__WRITTEN PROBLEM__
Repeat the records verbatim and leave the pictures out of your copy.

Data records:

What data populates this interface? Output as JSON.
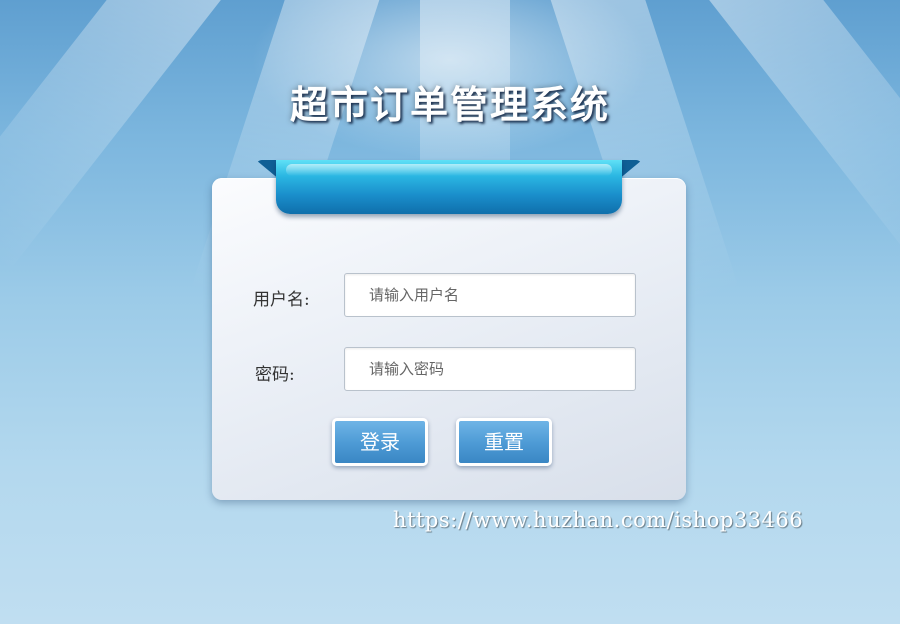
{
  "app": {
    "title": "超市订单管理系统"
  },
  "login_form": {
    "username_label": "用户名:",
    "username_placeholder": "请输入用户名",
    "username_value": "",
    "password_label": "密码:",
    "password_placeholder": "请输入密码",
    "password_value": "",
    "login_label": "登录",
    "reset_label": "重置"
  },
  "watermark": {
    "text": "https://www.huzhan.com/ishop33466"
  },
  "colors": {
    "background_top": "#5f9fd0",
    "background_bottom": "#c0def1",
    "ribbon": "#1a8ecb",
    "button": "#4f9cd6"
  }
}
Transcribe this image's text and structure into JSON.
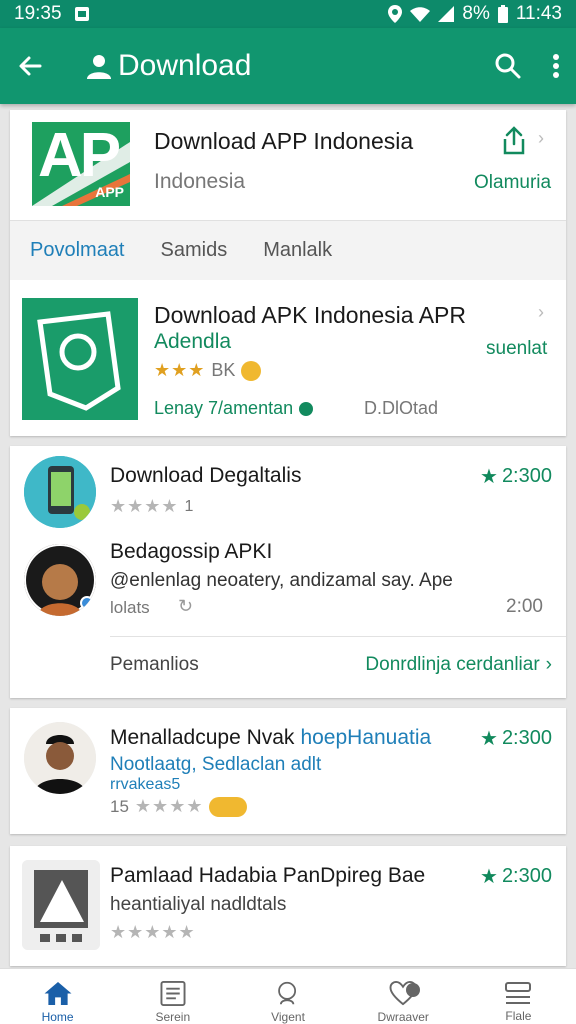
{
  "status_bar": {
    "time_left": "19:35",
    "battery": "8%",
    "time_right": "11:43"
  },
  "app_bar": {
    "title": "Download",
    "back_icon": "arrow-left-icon",
    "user_icon": "user-icon",
    "search_icon": "search-icon",
    "more_icon": "more-vertical-icon"
  },
  "featured": {
    "logo_text": "AP",
    "logo_badge": "APP",
    "title": "Download APP Indonesia",
    "subtitle": "Indonesia",
    "share_label": "Olamuria"
  },
  "tabs": [
    "Povolmaat",
    "Samids",
    "Manlalk"
  ],
  "app_card": {
    "title": "Download APK Indonesia APR",
    "subtitle": "Adendla",
    "side_label": "suenlat",
    "rating_text": "BK",
    "developer": "Lenay 7/amentan",
    "downloads": "D.DlOtad"
  },
  "list_card": {
    "items": [
      {
        "title": "Download Degaltalis",
        "rating": "2:300",
        "meta": "1",
        "stars_filled": 0
      },
      {
        "title": "Bedagossip APKI",
        "desc": "@enlenlag neoatery, andizamal say. Ape",
        "meta": "lolats",
        "count": "2:00"
      }
    ],
    "footer_left": "Pemanlios",
    "footer_right": "Donrdlinja cerdanliar"
  },
  "card3": {
    "title": "Menalladcupe Nvak",
    "title_extra": "hoepHanuatia",
    "subtitle": "Nootlaatg, Sedlaclan adlt",
    "subtitle2": "rrvakeas5",
    "rating": "2:300",
    "rating_count": "15"
  },
  "card4": {
    "title": "Pamlaad Hadabia PanDpireg Bae",
    "subtitle": "heantialiyal nadldtals",
    "rating": "2:300"
  },
  "bottom_nav": [
    {
      "label": "Home",
      "icon": "home-icon"
    },
    {
      "label": "Serein",
      "icon": "list-icon"
    },
    {
      "label": "Vigent",
      "icon": "search-icon"
    },
    {
      "label": "Dwraaver",
      "icon": "heart-icon"
    },
    {
      "label": "Flale",
      "icon": "menu-icon"
    }
  ],
  "colors": {
    "primary": "#11966f",
    "status": "#0d8a6a",
    "accent_green": "#128a5e",
    "link_blue": "#1f7fb8"
  }
}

__CORRECT OUTPUT__
What data populates this interface? Output as JSON.
{
  "app": {
    "title": "超市订单管理系统"
  },
  "login_form": {
    "username_label": "用户名:",
    "username_placeholder": "请输入用户名",
    "username_value": "",
    "password_label": "密码:",
    "password_placeholder": "请输入密码",
    "password_value": "",
    "login_label": "登录",
    "reset_label": "重置"
  },
  "watermark": {
    "text": "https://www.huzhan.com/ishop33466"
  },
  "colors": {
    "background_top": "#5f9fd0",
    "background_bottom": "#c0def1",
    "ribbon": "#1a8ecb",
    "button": "#4f9cd6"
  }
}
Transcribe this image's text and structure into JSON.
{
  "status_bar": {
    "time_left": "19:35",
    "battery": "8%",
    "time_right": "11:43"
  },
  "app_bar": {
    "title": "Download",
    "back_icon": "arrow-left-icon",
    "user_icon": "user-icon",
    "search_icon": "search-icon",
    "more_icon": "more-vertical-icon"
  },
  "featured": {
    "logo_text": "AP",
    "logo_badge": "APP",
    "title": "Download APP Indonesia",
    "subtitle": "Indonesia",
    "share_label": "Olamuria"
  },
  "tabs": [
    "Povolmaat",
    "Samids",
    "Manlalk"
  ],
  "app_card": {
    "title": "Download APK Indonesia APR",
    "subtitle": "Adendla",
    "side_label": "suenlat",
    "rating_text": "BK",
    "developer": "Lenay 7/amentan",
    "downloads": "D.DlOtad"
  },
  "list_card": {
    "items": [
      {
        "title": "Download Degaltalis",
        "rating": "2:300",
        "meta": "1",
        "stars_filled": 0
      },
      {
        "title": "Bedagossip APKI",
        "desc": "@enlenlag neoatery, andizamal say. Ape",
        "meta": "lolats",
        "count": "2:00"
      }
    ],
    "footer_left": "Pemanlios",
    "footer_right": "Donrdlinja cerdanliar"
  },
  "card3": {
    "title": "Menalladcupe Nvak",
    "title_extra": "hoepHanuatia",
    "subtitle": "Nootlaatg, Sedlaclan adlt",
    "subtitle2": "rrvakeas5",
    "rating": "2:300",
    "rating_count": "15"
  },
  "card4": {
    "title": "Pamlaad Hadabia PanDpireg Bae",
    "subtitle": "heantialiyal nadldtals",
    "rating": "2:300"
  },
  "bottom_nav": [
    {
      "label": "Home",
      "icon": "home-icon"
    },
    {
      "label": "Serein",
      "icon": "list-icon"
    },
    {
      "label": "Vigent",
      "icon": "search-icon"
    },
    {
      "label": "Dwraaver",
      "icon": "heart-icon"
    },
    {
      "label": "Flale",
      "icon": "menu-icon"
    }
  ],
  "colors": {
    "primary": "#11966f",
    "status": "#0d8a6a",
    "accent_green": "#128a5e",
    "link_blue": "#1f7fb8"
  }
}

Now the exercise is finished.